> **THE PROBLEM**:
For the copy, please give all of the data again exactly and leave the pictures out.

> **DATASET RECORDS**:
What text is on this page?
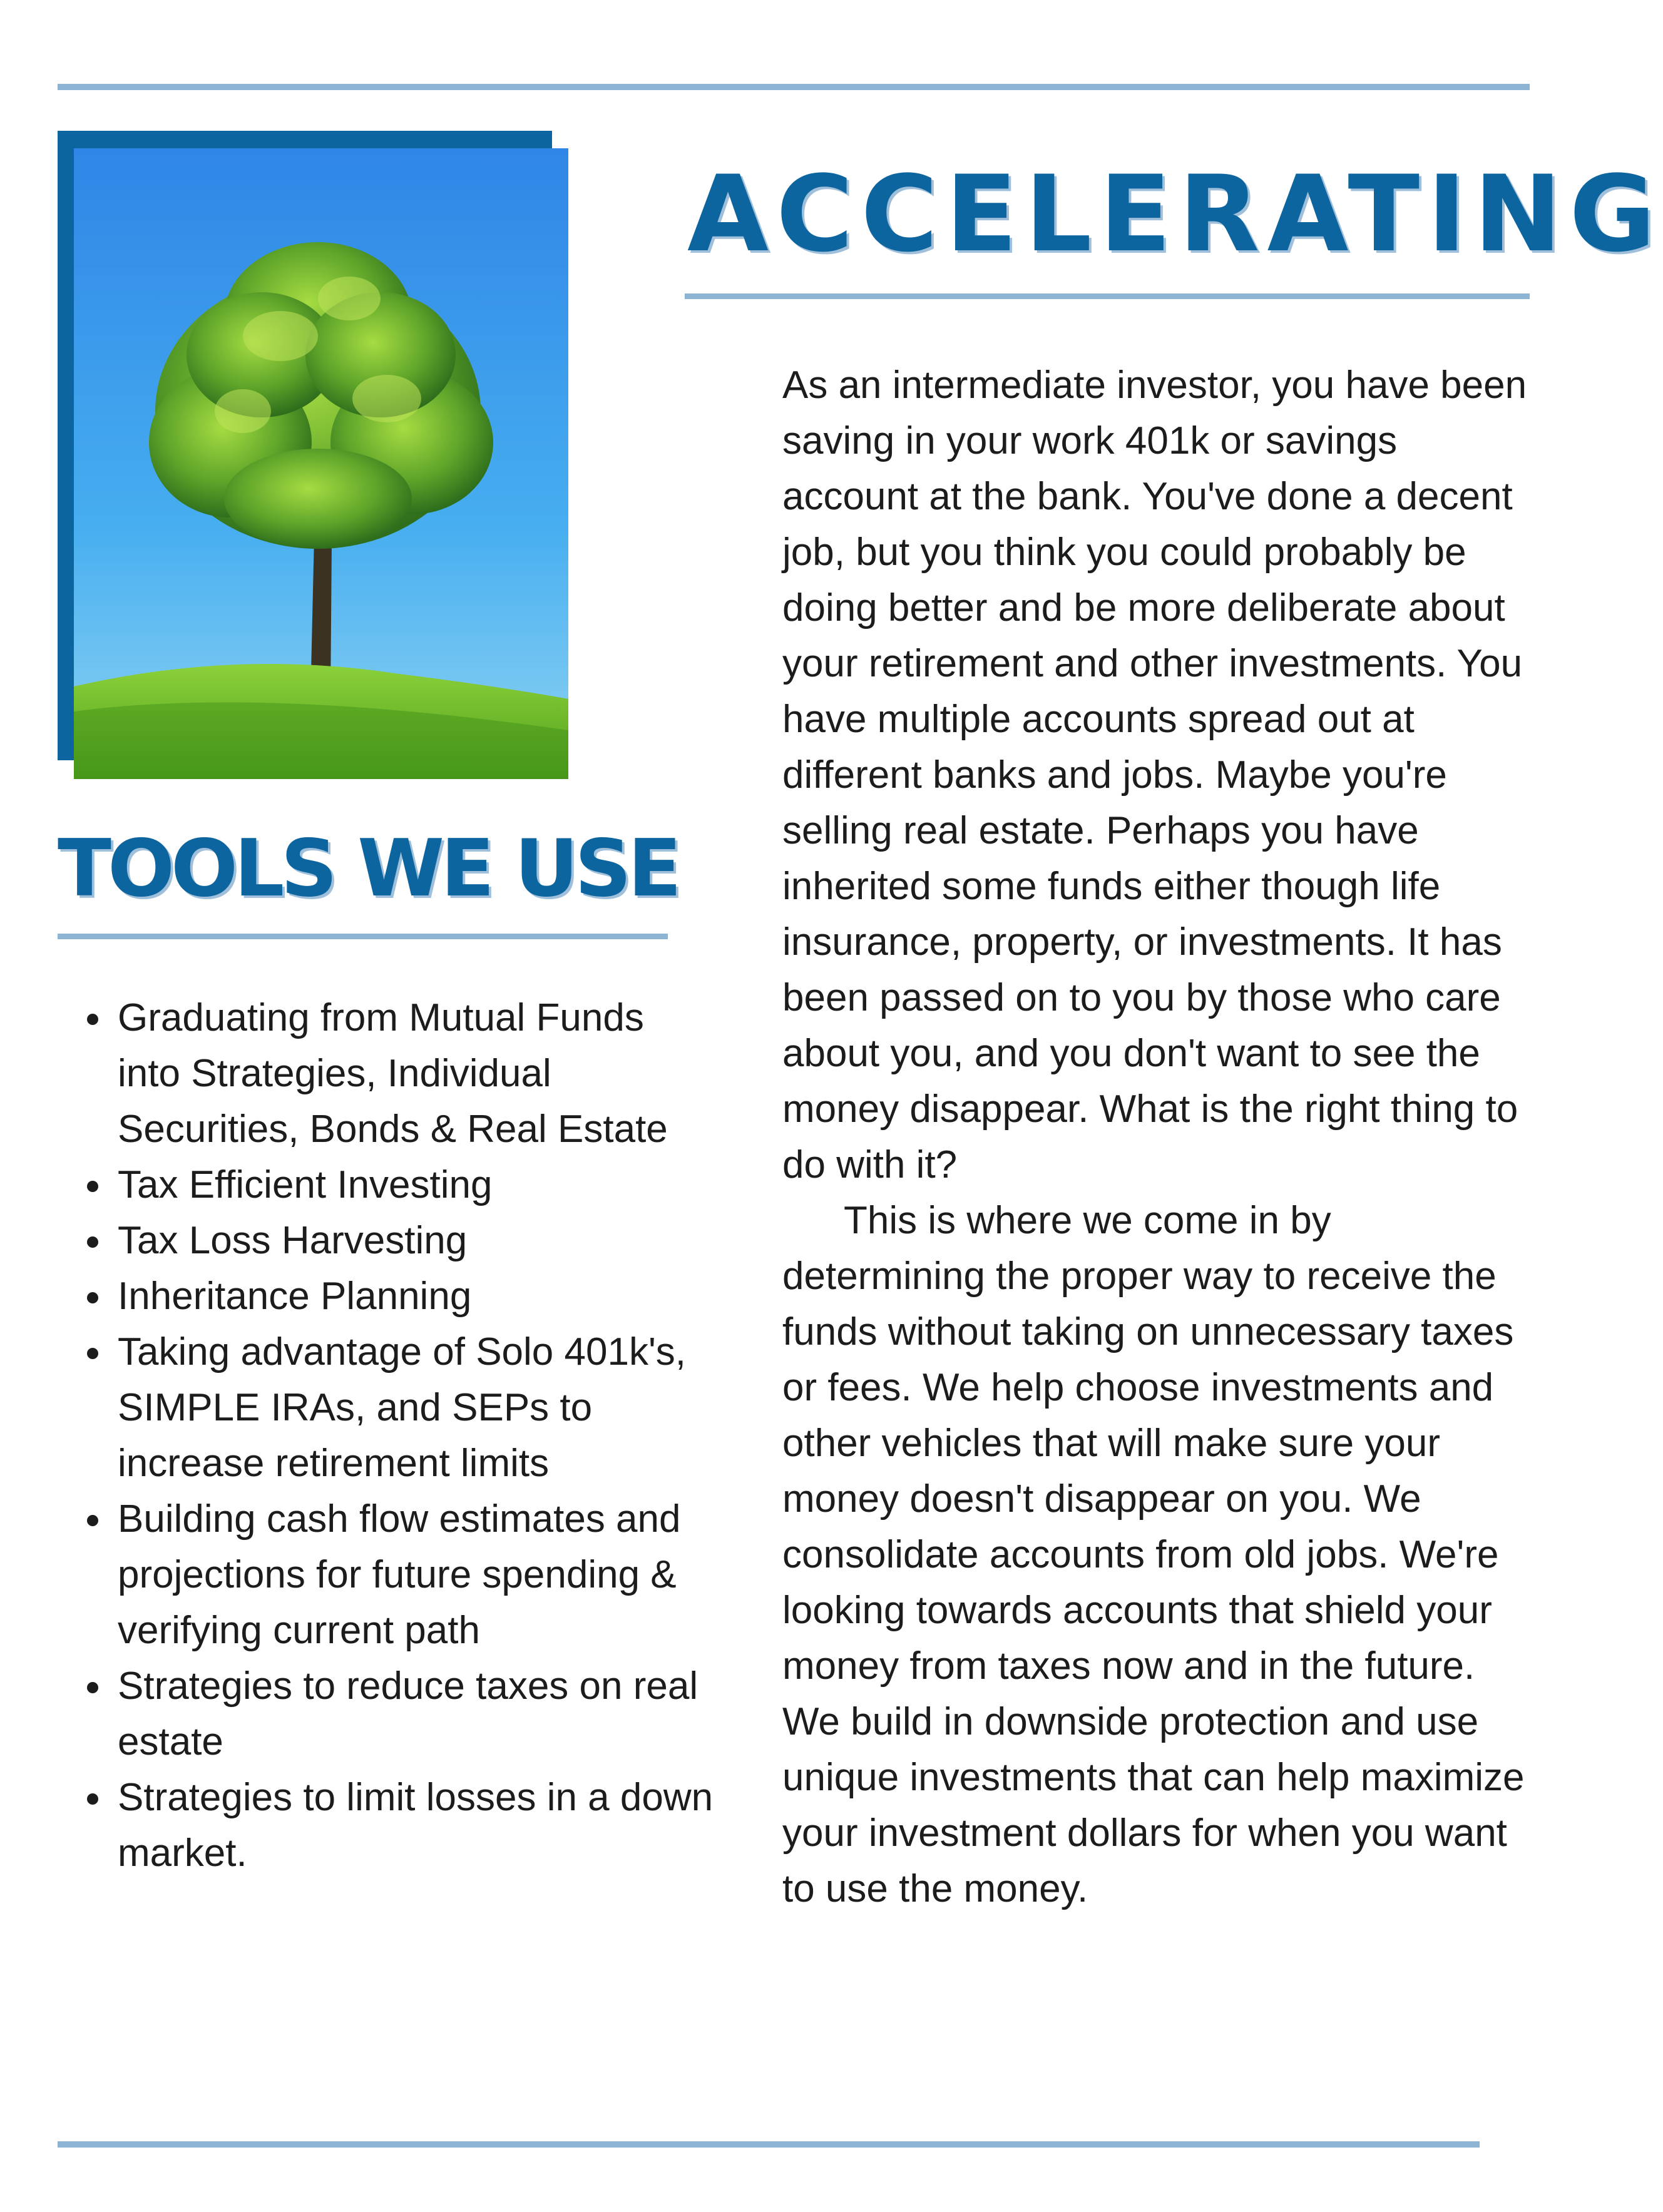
ACCELERATING
TOOLS WE USE
• Graduating from Mutual Funds into Strategies, Individual Securities, Bonds & Real Estate
• Tax Efficient Investing
• Tax Loss Harvesting
• Inheritance Planning
• Taking advantage of Solo 401k's, SIMPLE IRAs, and SEPs to increase retirement limits
• Building cash flow estimates and projections for future spending & verifying current path
• Strategies to reduce taxes on real estate
• Strategies to limit losses in a down market.

As an intermediate investor, you have been saving in your work 401k or savings account at the bank. You've done a decent job, but you think you could probably be doing better and be more deliberate about your retirement and other investments. You have multiple accounts spread out at different banks and jobs. Maybe you're selling real estate. Perhaps you have inherited some funds either though life insurance, property, or investments. It has been passed on to you by those who care about you, and you don't want to see the money disappear. What is the right thing to do with it?

This is where we come in by determining the proper way to receive the funds without taking on unnecessary taxes or fees. We help choose investments and other vehicles that will make sure your money doesn't disappear on you. We consolidate accounts from old jobs. We're looking towards accounts that shield your money from taxes now and in the future. We build in downside protection and use unique investments that can help maximize your investment dollars for when you want to use the money.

> **SOLUTION TO THIS EXERCISE**:
What text is on this page?
ACCELERATING
TOOLS WE USE
• Graduating from Mutual Funds into Strategies, Individual Securities, Bonds & Real Estate
• Tax Efficient Investing
• Tax Loss Harvesting
• Inheritance Planning
• Taking advantage of Solo 401k's, SIMPLE IRAs, and SEPs to increase retirement limits
• Building cash flow estimates and projections for future spending & verifying current path
• Strategies to reduce taxes on real estate
• Strategies to limit losses in a down market.

As an intermediate investor, you have been saving in your work 401k or savings account at the bank. You've done a decent job, but you think you could probably be doing better and be more deliberate about your retirement and other investments. You have multiple accounts spread out at different banks and jobs. Maybe you're selling real estate. Perhaps you have inherited some funds either though life insurance, property, or investments. It has been passed on to you by those who care about you, and you don't want to see the money disappear. What is the right thing to do with it?

This is where we come in by determining the proper way to receive the funds without taking on unnecessary taxes or fees. We help choose investments and other vehicles that will make sure your money doesn't disappear on you. We consolidate accounts from old jobs. We're looking towards accounts that shield your money from taxes now and in the future. We build in downside protection and use unique investments that can help maximize your investment dollars for when you want to use the money.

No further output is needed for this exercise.